● **Set problem**
Find and copy every line in the records that includes the string "порядка".

● **Task input**
_____
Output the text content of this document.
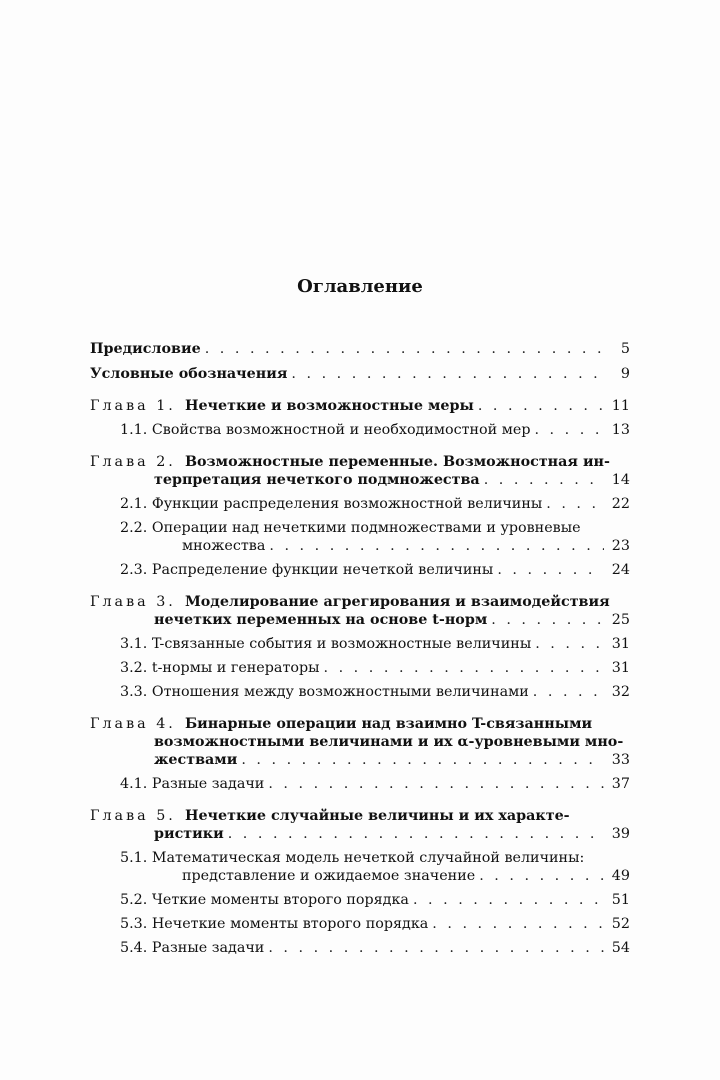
Оглавление
Предисловие . . .	5
Условные обозначения . . .	9
Глава 1. Нечеткие и возможностные меры . . .	11
1.1. Свойства возможностной и необходимостной мер . . .	13
Глава 2. Возможностные переменные. Возможностная ин-
терпретация нечеткого подмножества . . .	14
2.1. Функции распределения возможностной величины . . .	22
2.2. Операции над нечеткими подмножествами и уровневые
множества . . .	23
2.3. Распределение функции нечеткой величины . . .	24
Глава 3. Моделирование агрегирования и взаимодействия
нечетких переменных на основе t-норм . . .	25
3.1. T-связанные события и возможностные величины . . .	31
3.2. t-нормы и генераторы . . .	31
3.3. Отношения между возможностными величинами . . .	32
Глава 4. Бинарные операции над взаимно T-связанными
возможностными величинами и их α-уровневыми мно-
жествами . . .	33
4.1. Разные задачи . . .	37
Глава 5. Нечеткие случайные величины и их характе-
ристики . . .	39
5.1. Математическая модель нечеткой случайной величины:
представление и ожидаемое значение . . .	49
5.2. Четкие моменты второго порядка . . .	51
5.3. Нечеткие моменты второго порядка . . .	52
5.4. Разные задачи . . .	54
_____
● **Answer to this problem**
5.2. Четкие моменты второго порядка . . .	51
5.3. Нечеткие моменты второго порядка . . .	52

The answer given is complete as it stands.